Data excerpts:
◇ ◇ ◇

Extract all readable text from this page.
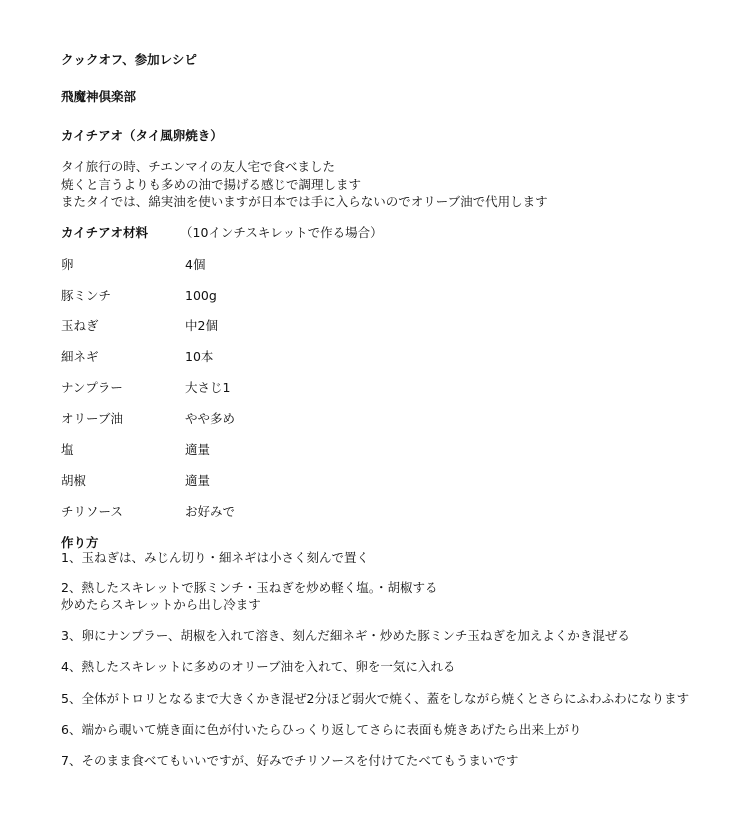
クックオフ、参加レシピ
飛魔神倶楽部
カイチアオ（タイ風卵焼き）
タイ旅行の時、チエンマイの友人宅で食べました
焼くと言うよりも多めの油で揚げる感じで調理します
またタイでは、綿実油を使いますが日本では手に入らないのでオリーブ油で代用します
カイチアオ材料	（10インチスキレットで作る場合）
卵	4個
豚ミンチ	100g
玉ねぎ	中2個
細ネギ	10本
ナンプラー	大さじ1
オリーブ油	やや多め
塩	適量
胡椒	適量
チリソース	お好みで
作り方
1、玉ねぎは、みじん切り・細ネギは小さく刻んで置く
2、熱したスキレットで豚ミンチ・玉ねぎを炒め軽く塩。・胡椒する
炒めたらスキレットから出し冷ます
3、卵にナンプラー、胡椒を入れて溶き、刻んだ細ネギ・炒めた豚ミンチ玉ねぎを加えよくかき混ぜる
4、熱したスキレットに多めのオリーブ油を入れて、卵を一気に入れる
5、全体がトロリとなるまで大きくかき混ぜ2分ほど弱火で焼く、蓋をしながら焼くとさらにふわふわになります
6、端から覗いて焼き面に色が付いたらひっくり返してさらに表面も焼きあげたら出来上がり
7、そのまま食べてもいいですが、好みでチリソースを付けてたべてもうまいです
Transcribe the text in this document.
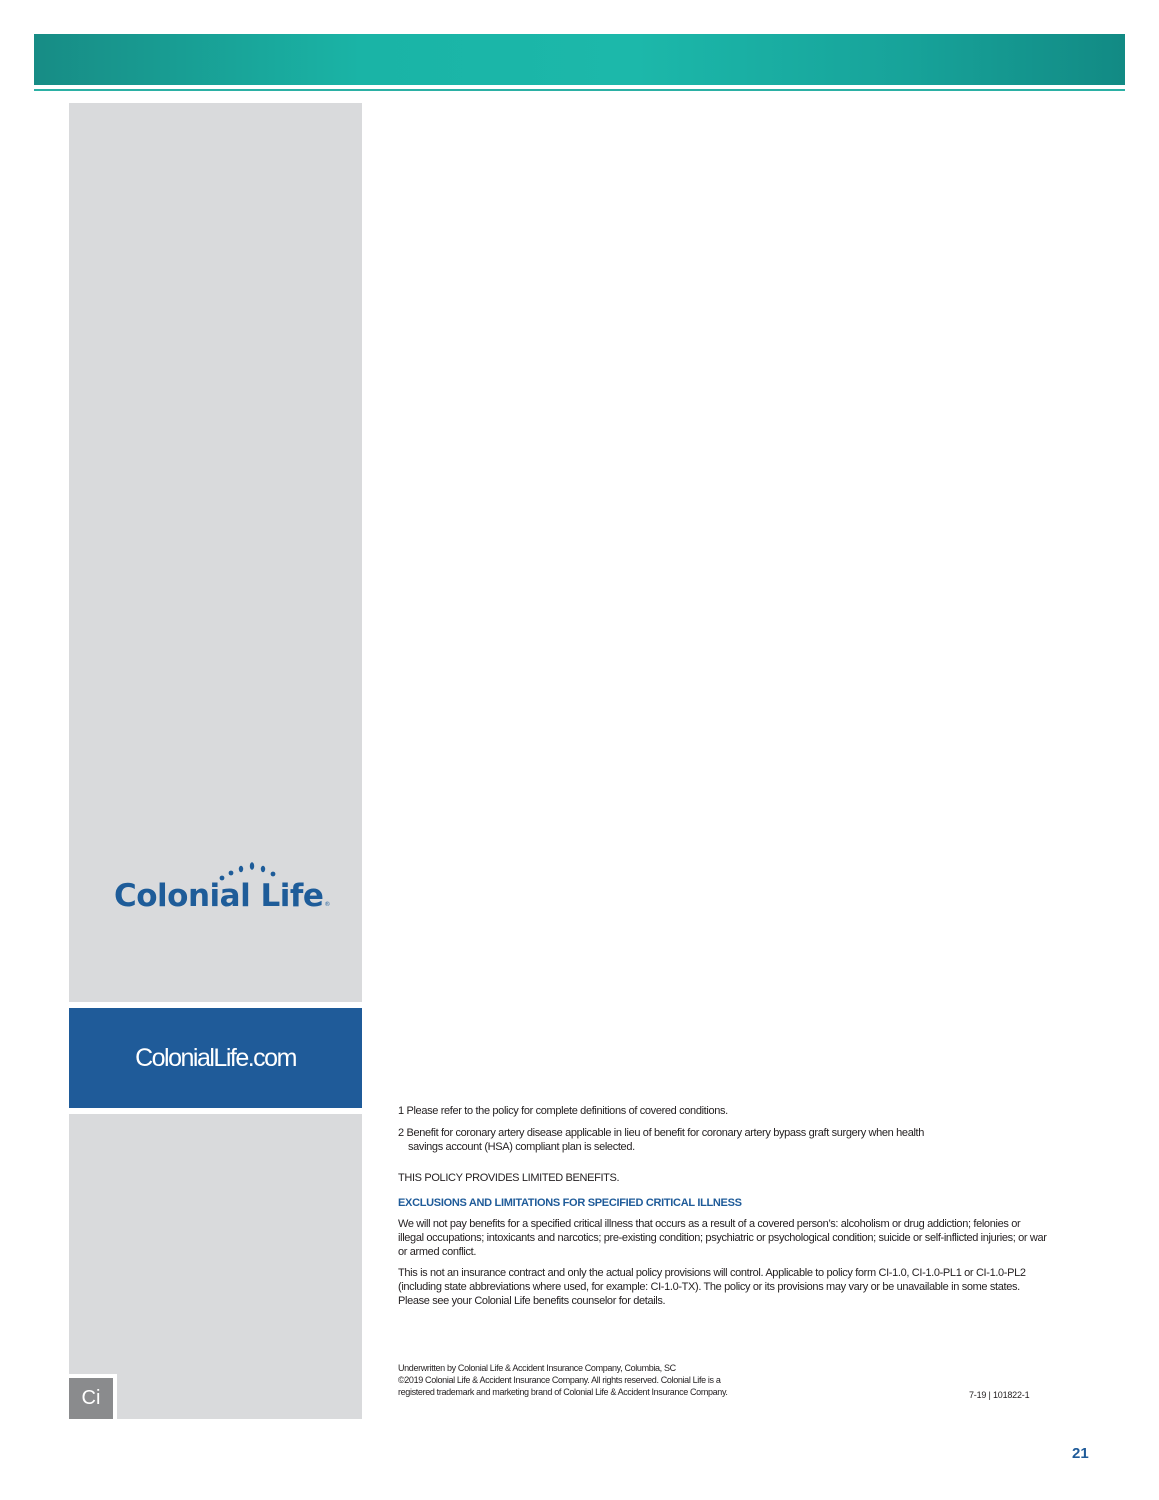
Colonial Life®
ColonialLife.com
Ci

1 Please refer to the policy for complete definitions of covered conditions.

2 Benefit for coronary artery disease applicable in lieu of benefit for coronary artery bypass graft surgery when health

savings account (HSA) compliant plan is selected.

THIS POLICY PROVIDES LIMITED BENEFITS.

EXCLUSIONS AND LIMITATIONS FOR SPECIFIED CRITICAL ILLNESS

We will not pay benefits for a specified critical illness that occurs as a result of a covered person’s: alcoholism or drug addiction; felonies or illegal occupations; intoxicants and narcotics; pre-existing condition; psychiatric or psychological condition; suicide or self-inflicted injuries; or war or armed conflict.

This is not an insurance contract and only the actual policy provisions will control. Applicable to policy form CI-1.0, CI-1.0-PL1 or CI-1.0-PL2 (including state abbreviations where used, for example: CI-1.0-TX). The policy or its provisions may vary or be unavailable in some states. Please see your Colonial Life benefits counselor for details.

Underwritten by Colonial Life & Accident Insurance Company, Columbia, SC

©2019 Colonial Life & Accident Insurance Company. All rights reserved. Colonial Life is a

registered trademark and marketing brand of Colonial Life & Accident Insurance Company.	7-19 | 101822-1
21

◇ ◇ ◇

WHAT THE TASK ASKS: Reproduce the material word for word, minus the images.

OUTPUT BELOW:
Extract all readable text from this page.
クックオフ、参加レシピ
飛魔神倶楽部
カイチアオ（タイ風卵焼き）
タイ旅行の時、チエンマイの友人宅で食べました
焼くと言うよりも多めの油で揚げる感じで調理します
またタイでは、綿実油を使いますが日本では手に入らないのでオリーブ油で代用します
カイチアオ材料	（10インチスキレットで作る場合）
卵	4個
豚ミンチ	100g
玉ねぎ	中2個
細ネギ	10本
ナンプラー	大さじ1
オリーブ油	やや多め
塩	適量
胡椒	適量
チリソース	お好みで
作り方
1、玉ねぎは、みじん切り・細ネギは小さく刻んで置く
2、熱したスキレットで豚ミンチ・玉ねぎを炒め軽く塩。・胡椒する
炒めたらスキレットから出し冷ます
3、卵にナンプラー、胡椒を入れて溶き、刻んだ細ネギ・炒めた豚ミンチ玉ねぎを加えよくかき混ぜる
4、熱したスキレットに多めのオリーブ油を入れて、卵を一気に入れる
5、全体がトロリとなるまで大きくかき混ぜ2分ほど弱火で焼く、蓋をしながら焼くとさらにふわふわになります
6、端から覗いて焼き面に色が付いたらひっくり返してさらに表面も焼きあげたら出来上がり
7、そのまま食べてもいいですが、好みでチリソースを付けてたべてもうまいです
Transcribe the text in this document.
Colonial Life®
ColonialLife.com
Ci

1 Please refer to the policy for complete definitions of covered conditions.

2 Benefit for coronary artery disease applicable in lieu of benefit for coronary artery bypass graft surgery when health

savings account (HSA) compliant plan is selected.

THIS POLICY PROVIDES LIMITED BENEFITS.

EXCLUSIONS AND LIMITATIONS FOR SPECIFIED CRITICAL ILLNESS

We will not pay benefits for a specified critical illness that occurs as a result of a covered person’s: alcoholism or drug addiction; felonies or illegal occupations; intoxicants and narcotics; pre-existing condition; psychiatric or psychological condition; suicide or self-inflicted injuries; or war or armed conflict.

This is not an insurance contract and only the actual policy provisions will control. Applicable to policy form CI-1.0, CI-1.0-PL1 or CI-1.0-PL2 (including state abbreviations where used, for example: CI-1.0-TX). The policy or its provisions may vary or be unavailable in some states. Please see your Colonial Life benefits counselor for details.

Underwritten by Colonial Life & Accident Insurance Company, Columbia, SC

©2019 Colonial Life & Accident Insurance Company. All rights reserved. Colonial Life is a

registered trademark and marketing brand of Colonial Life & Accident Insurance Company.	7-19 | 101822-1
21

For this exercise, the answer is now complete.